++++ Dataset excerpts ++++

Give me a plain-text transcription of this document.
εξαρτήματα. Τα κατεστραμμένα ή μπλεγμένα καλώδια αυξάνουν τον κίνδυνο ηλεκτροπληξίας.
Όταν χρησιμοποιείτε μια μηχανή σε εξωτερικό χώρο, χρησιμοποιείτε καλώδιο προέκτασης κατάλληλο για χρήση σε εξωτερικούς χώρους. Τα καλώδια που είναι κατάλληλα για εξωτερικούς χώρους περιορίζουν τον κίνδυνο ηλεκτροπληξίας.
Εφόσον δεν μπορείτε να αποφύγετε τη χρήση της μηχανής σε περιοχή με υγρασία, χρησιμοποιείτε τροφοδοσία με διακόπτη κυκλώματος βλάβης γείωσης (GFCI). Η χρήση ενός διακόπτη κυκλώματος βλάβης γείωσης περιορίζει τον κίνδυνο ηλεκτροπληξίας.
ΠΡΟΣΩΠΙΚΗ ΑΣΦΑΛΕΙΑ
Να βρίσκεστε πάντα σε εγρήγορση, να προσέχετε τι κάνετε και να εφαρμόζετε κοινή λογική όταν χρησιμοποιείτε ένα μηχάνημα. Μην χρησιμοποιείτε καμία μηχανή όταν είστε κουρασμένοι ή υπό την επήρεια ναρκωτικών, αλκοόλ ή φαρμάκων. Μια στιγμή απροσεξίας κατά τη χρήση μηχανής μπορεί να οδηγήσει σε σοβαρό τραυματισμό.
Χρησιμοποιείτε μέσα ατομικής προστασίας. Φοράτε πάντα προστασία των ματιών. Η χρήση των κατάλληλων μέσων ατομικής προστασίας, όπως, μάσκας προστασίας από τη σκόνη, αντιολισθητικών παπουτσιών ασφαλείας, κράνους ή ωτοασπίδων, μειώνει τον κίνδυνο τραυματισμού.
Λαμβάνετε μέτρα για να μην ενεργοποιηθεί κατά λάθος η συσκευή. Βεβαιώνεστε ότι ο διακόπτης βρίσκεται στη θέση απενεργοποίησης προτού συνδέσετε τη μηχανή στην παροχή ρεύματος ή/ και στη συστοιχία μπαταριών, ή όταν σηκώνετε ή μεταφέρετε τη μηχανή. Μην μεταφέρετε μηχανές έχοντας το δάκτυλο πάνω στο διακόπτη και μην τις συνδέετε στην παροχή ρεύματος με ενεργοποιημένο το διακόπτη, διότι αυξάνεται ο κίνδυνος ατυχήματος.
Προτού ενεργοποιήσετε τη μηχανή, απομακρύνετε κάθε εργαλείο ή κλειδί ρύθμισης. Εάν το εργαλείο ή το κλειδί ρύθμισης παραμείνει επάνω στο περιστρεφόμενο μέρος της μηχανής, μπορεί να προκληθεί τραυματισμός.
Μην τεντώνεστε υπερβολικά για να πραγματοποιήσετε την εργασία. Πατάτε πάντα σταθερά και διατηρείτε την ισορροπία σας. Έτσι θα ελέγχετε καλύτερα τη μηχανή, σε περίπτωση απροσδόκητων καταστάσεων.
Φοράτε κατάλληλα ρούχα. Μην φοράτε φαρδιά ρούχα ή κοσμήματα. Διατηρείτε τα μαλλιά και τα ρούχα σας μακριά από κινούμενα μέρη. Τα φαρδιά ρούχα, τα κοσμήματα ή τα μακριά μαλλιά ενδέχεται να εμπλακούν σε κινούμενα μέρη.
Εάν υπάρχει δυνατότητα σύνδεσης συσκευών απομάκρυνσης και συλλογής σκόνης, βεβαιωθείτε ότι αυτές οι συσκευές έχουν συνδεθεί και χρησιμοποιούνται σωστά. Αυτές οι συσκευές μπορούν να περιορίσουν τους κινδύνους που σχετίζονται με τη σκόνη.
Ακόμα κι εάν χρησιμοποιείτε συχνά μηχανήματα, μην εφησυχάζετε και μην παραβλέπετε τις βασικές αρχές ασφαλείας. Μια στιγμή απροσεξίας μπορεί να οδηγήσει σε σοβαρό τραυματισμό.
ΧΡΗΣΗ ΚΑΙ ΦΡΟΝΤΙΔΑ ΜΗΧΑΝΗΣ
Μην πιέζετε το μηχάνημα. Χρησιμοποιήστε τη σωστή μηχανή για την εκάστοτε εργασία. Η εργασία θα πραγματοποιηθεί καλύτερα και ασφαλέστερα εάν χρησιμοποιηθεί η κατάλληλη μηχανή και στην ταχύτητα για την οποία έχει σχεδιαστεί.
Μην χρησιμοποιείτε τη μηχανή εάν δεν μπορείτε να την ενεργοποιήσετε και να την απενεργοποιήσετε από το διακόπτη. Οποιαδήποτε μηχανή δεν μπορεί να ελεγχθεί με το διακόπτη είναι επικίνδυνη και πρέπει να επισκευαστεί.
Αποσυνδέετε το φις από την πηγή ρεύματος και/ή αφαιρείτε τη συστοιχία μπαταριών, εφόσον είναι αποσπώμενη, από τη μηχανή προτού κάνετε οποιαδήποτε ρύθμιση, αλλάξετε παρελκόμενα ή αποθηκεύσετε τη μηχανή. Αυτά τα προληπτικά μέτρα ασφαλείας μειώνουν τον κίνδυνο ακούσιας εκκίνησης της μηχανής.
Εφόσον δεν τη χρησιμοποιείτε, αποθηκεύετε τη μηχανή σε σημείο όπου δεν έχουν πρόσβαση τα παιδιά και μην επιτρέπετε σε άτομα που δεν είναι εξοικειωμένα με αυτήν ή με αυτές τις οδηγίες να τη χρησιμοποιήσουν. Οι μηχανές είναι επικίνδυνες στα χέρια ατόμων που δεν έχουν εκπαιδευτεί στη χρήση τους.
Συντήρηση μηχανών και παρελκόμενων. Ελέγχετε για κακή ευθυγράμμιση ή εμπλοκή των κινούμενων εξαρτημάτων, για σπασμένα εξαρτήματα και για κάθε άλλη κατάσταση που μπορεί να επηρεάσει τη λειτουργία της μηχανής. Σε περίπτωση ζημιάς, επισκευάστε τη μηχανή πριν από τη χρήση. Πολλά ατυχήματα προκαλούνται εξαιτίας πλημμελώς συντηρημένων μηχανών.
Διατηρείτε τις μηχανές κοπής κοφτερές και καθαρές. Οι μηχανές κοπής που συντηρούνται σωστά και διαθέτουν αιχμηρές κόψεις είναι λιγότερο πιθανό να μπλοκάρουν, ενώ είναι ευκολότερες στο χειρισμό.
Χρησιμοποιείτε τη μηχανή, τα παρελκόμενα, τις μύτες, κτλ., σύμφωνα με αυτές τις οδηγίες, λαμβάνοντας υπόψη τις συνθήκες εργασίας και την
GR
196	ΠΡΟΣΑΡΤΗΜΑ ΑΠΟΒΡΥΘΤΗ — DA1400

++++

*What you are asked to do*: Compute how many lines include the string "οδηγίες", then give that number by itself.

*Exercise solution*: 2